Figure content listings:
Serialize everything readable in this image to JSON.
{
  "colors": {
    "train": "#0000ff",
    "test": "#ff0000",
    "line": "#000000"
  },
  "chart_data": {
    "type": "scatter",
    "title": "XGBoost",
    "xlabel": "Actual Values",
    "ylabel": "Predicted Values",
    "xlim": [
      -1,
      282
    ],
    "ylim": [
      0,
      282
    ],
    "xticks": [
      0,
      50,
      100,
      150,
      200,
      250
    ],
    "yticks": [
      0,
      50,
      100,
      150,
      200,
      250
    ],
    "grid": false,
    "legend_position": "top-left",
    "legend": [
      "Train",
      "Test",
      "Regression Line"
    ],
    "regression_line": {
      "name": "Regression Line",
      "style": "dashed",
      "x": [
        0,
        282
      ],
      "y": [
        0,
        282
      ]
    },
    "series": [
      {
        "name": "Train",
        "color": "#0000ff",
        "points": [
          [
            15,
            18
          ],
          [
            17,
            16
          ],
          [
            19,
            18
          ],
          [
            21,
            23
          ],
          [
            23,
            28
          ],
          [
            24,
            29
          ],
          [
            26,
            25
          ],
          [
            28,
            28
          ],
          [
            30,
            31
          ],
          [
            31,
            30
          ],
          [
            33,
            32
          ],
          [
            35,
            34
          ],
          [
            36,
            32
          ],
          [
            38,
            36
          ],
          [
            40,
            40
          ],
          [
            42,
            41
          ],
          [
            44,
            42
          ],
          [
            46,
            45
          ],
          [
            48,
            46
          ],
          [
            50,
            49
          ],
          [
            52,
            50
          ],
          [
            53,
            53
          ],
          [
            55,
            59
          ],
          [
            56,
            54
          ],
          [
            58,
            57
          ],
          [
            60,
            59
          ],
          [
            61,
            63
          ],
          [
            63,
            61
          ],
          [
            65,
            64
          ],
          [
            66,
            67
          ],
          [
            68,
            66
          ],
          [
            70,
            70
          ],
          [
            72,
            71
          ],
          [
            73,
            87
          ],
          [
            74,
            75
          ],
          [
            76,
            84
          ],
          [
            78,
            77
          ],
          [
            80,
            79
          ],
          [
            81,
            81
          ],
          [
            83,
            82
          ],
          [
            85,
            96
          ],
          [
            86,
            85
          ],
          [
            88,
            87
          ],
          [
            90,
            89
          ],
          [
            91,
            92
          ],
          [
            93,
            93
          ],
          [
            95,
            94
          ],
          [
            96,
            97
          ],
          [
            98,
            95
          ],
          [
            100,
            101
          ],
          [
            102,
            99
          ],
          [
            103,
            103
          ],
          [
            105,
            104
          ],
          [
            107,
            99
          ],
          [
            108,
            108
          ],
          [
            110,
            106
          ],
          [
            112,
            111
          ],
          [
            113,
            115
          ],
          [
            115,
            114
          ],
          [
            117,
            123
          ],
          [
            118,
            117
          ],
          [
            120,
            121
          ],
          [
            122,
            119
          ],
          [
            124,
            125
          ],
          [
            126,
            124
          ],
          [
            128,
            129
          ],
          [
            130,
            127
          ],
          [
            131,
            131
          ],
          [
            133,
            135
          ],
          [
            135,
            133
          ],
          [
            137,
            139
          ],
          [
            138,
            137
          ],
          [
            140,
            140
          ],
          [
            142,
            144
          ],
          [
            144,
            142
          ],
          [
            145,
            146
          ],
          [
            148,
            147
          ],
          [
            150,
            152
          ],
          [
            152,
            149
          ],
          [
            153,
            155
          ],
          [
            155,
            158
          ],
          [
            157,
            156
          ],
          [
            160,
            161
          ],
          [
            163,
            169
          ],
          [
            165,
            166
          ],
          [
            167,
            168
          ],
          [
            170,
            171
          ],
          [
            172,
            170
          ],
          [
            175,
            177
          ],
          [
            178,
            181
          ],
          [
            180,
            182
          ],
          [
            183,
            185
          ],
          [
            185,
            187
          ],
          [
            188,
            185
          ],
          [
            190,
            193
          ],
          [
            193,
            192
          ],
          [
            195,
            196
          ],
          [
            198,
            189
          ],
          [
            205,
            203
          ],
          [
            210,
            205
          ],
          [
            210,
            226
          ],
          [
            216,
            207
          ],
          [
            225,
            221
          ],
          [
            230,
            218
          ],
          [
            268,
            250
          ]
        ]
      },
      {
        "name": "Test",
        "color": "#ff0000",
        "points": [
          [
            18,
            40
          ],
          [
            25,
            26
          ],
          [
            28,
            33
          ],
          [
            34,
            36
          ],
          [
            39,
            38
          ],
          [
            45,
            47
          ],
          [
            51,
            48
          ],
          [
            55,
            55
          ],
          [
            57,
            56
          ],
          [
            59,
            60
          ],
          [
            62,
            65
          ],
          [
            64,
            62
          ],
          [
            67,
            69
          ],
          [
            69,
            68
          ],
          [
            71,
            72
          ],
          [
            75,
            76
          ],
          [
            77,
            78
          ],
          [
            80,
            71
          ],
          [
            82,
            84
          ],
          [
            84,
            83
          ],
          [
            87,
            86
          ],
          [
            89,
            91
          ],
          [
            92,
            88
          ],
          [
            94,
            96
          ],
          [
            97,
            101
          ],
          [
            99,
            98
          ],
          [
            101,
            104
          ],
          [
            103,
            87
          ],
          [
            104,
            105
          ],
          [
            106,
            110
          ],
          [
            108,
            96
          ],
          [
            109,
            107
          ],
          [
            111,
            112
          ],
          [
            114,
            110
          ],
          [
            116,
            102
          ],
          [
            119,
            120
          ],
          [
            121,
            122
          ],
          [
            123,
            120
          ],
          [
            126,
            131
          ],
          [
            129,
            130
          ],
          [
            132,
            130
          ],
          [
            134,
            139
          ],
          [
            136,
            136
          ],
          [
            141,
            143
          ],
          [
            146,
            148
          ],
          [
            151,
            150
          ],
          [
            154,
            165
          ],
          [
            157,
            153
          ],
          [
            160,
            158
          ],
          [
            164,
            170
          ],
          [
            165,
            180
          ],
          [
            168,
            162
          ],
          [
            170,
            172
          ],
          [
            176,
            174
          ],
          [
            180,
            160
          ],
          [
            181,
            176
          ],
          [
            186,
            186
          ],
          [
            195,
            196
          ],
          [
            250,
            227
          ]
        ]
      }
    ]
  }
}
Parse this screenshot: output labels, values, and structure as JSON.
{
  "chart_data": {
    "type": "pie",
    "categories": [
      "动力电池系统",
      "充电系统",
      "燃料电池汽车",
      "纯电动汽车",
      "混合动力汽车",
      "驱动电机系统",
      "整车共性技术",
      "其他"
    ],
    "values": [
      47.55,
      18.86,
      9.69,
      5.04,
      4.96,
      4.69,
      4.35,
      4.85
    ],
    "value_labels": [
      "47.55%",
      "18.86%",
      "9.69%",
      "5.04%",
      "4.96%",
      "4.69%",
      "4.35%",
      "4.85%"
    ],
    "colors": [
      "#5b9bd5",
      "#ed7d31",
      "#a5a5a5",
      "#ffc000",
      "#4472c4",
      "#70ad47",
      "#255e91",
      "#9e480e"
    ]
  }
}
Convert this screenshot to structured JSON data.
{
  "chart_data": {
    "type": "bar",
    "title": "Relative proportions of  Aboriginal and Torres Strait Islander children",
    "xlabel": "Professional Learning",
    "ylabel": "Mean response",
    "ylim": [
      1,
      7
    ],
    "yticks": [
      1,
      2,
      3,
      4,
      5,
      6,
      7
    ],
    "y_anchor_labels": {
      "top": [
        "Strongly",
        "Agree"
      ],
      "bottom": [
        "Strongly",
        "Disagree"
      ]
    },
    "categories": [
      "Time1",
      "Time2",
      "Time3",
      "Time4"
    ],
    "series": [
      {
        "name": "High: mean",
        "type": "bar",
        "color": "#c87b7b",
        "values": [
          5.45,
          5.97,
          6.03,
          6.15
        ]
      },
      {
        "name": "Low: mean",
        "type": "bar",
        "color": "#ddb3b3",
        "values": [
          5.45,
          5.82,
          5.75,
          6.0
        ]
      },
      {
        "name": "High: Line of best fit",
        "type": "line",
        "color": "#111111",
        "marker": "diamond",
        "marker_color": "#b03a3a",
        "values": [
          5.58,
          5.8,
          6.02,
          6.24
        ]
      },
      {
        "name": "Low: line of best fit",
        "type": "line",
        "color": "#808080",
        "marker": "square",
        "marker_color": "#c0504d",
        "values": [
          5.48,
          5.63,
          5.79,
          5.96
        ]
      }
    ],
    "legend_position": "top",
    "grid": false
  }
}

# WORK INSTRUCTIONS
Among the lines above, count those containing the word "title" and give nothing but the result.

# SOLUTION FOR THIS TASK
2